* BEGIN RECORDS FOR THIS EXERCISE *
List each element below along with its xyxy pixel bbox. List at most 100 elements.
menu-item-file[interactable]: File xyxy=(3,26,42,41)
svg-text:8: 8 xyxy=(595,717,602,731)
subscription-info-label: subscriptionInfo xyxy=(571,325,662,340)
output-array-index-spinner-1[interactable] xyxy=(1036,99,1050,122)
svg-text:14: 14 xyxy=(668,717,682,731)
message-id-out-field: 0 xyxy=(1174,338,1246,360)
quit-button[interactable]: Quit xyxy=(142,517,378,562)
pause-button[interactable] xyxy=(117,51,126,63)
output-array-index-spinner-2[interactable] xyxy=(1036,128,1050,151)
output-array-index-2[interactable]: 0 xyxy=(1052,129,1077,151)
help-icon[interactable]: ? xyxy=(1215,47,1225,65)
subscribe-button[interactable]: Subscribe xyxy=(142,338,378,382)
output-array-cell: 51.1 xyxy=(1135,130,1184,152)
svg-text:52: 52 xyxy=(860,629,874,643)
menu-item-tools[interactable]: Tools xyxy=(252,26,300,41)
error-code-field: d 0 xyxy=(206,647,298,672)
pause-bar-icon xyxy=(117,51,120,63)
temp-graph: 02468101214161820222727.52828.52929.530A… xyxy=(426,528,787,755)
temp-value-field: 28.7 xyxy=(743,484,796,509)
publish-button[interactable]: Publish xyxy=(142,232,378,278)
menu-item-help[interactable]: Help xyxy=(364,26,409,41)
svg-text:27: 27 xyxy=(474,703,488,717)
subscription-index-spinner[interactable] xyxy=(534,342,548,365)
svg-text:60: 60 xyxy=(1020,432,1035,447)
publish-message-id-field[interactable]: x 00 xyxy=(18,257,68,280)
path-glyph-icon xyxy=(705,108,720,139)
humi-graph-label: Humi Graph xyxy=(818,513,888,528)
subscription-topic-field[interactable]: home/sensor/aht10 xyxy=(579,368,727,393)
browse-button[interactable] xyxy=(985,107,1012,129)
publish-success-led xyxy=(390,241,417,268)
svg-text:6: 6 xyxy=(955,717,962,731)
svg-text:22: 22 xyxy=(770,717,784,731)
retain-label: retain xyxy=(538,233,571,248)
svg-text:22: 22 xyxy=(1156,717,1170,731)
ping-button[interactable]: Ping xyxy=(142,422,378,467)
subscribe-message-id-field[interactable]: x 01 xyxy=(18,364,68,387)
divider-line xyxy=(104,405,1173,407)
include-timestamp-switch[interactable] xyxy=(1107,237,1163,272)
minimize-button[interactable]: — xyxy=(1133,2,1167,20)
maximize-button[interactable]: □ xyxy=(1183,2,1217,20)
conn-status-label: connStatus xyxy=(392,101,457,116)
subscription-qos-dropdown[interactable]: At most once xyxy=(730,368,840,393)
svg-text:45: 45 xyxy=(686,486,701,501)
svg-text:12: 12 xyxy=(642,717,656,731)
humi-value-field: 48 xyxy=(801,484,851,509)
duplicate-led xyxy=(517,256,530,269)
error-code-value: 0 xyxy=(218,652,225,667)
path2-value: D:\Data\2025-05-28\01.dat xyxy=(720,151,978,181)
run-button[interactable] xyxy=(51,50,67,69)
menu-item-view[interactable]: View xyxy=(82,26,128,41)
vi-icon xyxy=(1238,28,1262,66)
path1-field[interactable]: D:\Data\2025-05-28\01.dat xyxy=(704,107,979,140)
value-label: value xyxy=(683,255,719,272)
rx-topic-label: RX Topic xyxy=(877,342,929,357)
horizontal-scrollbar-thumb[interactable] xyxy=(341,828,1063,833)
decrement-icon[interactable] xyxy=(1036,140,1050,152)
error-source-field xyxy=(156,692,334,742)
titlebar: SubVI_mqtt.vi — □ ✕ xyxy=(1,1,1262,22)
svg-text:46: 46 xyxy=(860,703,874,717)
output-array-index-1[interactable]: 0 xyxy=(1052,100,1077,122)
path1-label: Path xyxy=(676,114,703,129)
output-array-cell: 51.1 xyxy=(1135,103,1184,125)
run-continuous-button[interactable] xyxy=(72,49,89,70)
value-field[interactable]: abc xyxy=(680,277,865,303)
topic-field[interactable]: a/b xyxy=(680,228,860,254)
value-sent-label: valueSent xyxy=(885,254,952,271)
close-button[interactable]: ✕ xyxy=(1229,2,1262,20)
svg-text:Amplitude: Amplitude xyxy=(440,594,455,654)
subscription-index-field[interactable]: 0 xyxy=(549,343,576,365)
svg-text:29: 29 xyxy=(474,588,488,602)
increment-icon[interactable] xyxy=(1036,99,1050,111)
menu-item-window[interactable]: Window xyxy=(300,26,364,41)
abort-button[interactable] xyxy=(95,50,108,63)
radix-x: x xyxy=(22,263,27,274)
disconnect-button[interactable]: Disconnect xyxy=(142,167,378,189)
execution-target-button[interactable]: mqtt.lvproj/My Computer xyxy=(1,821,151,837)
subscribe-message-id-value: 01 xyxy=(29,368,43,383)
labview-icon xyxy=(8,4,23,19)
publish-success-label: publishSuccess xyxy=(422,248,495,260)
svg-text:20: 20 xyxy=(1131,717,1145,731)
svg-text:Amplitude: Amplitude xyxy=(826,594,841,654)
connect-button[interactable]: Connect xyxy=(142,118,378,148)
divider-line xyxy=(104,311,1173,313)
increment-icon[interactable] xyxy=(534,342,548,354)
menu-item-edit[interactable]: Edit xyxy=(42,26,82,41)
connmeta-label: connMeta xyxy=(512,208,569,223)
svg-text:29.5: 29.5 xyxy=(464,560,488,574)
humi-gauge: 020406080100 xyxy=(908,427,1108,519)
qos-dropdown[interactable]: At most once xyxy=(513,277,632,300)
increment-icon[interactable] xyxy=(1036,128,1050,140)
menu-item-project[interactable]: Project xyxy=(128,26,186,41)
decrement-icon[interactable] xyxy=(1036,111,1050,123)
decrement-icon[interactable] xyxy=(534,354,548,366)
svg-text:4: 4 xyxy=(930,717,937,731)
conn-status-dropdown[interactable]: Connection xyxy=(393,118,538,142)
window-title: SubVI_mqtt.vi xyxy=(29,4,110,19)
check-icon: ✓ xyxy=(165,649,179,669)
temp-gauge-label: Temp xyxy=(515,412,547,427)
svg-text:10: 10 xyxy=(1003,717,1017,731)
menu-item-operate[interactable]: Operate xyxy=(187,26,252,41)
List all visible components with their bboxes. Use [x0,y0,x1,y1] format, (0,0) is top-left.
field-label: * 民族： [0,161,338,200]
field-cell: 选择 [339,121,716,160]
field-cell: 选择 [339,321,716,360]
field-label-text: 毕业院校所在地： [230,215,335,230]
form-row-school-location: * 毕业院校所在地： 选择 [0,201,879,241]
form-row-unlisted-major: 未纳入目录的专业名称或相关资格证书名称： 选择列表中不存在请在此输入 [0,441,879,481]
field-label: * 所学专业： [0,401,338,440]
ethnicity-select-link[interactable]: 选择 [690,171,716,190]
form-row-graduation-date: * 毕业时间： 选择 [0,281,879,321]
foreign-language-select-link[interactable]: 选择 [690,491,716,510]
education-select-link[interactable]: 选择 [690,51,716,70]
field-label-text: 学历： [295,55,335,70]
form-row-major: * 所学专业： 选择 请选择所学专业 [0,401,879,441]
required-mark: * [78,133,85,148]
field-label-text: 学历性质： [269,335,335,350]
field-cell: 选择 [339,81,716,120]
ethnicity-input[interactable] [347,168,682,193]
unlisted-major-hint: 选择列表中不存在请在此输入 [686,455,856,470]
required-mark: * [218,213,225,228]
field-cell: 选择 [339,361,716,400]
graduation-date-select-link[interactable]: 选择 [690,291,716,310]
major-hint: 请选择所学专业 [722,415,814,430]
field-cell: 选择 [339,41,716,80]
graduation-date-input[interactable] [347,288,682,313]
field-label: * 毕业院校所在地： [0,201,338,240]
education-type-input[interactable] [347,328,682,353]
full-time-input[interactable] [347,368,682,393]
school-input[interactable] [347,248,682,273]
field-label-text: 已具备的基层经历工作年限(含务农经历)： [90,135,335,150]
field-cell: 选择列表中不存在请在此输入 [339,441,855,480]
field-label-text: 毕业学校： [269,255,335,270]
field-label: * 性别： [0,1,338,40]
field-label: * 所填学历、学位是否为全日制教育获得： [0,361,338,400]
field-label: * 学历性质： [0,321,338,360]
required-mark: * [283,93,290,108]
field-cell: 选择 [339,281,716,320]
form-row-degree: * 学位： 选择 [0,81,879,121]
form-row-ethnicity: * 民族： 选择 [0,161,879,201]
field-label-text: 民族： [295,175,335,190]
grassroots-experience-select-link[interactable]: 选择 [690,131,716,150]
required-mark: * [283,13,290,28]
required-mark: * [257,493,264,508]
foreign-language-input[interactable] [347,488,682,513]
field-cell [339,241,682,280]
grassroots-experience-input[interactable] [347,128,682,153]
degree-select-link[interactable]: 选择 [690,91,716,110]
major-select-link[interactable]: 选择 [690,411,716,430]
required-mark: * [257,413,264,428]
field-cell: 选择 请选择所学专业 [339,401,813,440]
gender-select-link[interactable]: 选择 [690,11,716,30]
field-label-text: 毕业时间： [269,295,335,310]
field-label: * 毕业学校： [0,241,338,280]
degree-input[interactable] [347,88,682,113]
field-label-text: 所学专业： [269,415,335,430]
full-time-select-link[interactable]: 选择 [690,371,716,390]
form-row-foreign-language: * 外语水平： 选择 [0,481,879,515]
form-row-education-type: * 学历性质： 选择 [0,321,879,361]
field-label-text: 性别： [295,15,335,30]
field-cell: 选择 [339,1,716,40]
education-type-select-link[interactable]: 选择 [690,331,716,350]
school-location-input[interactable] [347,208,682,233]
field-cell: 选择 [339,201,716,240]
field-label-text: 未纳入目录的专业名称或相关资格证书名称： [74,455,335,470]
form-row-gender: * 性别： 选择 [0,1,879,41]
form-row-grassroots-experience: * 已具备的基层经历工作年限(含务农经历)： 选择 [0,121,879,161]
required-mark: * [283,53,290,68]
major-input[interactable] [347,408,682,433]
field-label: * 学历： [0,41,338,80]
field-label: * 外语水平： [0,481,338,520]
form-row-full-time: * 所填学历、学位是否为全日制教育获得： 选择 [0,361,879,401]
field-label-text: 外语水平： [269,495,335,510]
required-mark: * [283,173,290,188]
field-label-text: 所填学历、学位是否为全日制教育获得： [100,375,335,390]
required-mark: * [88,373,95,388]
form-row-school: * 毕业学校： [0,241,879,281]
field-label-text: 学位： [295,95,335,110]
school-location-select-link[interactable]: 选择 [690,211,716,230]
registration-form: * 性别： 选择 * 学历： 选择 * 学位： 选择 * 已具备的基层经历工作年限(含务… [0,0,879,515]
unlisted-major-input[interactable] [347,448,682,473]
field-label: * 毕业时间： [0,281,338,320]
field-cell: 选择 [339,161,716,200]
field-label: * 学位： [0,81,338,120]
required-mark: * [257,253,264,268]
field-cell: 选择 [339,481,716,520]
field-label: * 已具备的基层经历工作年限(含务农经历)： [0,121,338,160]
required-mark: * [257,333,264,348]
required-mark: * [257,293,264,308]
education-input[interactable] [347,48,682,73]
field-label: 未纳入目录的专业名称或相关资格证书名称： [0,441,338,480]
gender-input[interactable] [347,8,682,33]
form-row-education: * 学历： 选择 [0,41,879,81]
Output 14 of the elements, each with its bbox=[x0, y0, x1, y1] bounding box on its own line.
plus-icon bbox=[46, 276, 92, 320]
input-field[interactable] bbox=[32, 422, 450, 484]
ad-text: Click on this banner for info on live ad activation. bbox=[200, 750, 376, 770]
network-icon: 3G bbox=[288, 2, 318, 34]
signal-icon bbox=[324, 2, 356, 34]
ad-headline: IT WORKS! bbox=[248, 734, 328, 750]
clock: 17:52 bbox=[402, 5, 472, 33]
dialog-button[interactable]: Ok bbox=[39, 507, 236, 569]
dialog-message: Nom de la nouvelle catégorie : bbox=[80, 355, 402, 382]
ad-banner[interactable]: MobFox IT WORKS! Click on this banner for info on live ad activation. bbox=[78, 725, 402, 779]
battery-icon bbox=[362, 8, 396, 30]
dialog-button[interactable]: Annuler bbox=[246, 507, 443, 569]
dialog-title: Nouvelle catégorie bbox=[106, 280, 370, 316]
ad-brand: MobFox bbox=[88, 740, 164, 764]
* END RECORDS FOR THIS EXERCISE *
**TO BE DONE**: Beginning with the first line of the entries and going through the line containing "help-icon[interactable]: ? xyxy=(1215,47,1225,65)", write those lines out again, swapping "spinner" for "stepper" and leaving everything else unchanged.

**TASK RESULT**:
List each element below along with its xyxy pixel bbox. List at most 100 elements.
menu-item-file[interactable]: File xyxy=(3,26,42,41)
svg-text:8: 8 xyxy=(595,717,602,731)
subscription-info-label: subscriptionInfo xyxy=(571,325,662,340)
output-array-index-stepper-1[interactable] xyxy=(1036,99,1050,122)
svg-text:14: 14 xyxy=(668,717,682,731)
message-id-out-field: 0 xyxy=(1174,338,1246,360)
quit-button[interactable]: Quit xyxy=(142,517,378,562)
pause-button[interactable] xyxy=(117,51,126,63)
output-array-index-stepper-2[interactable] xyxy=(1036,128,1050,151)
output-array-index-2[interactable]: 0 xyxy=(1052,129,1077,151)
help-icon[interactable]: ? xyxy=(1215,47,1225,65)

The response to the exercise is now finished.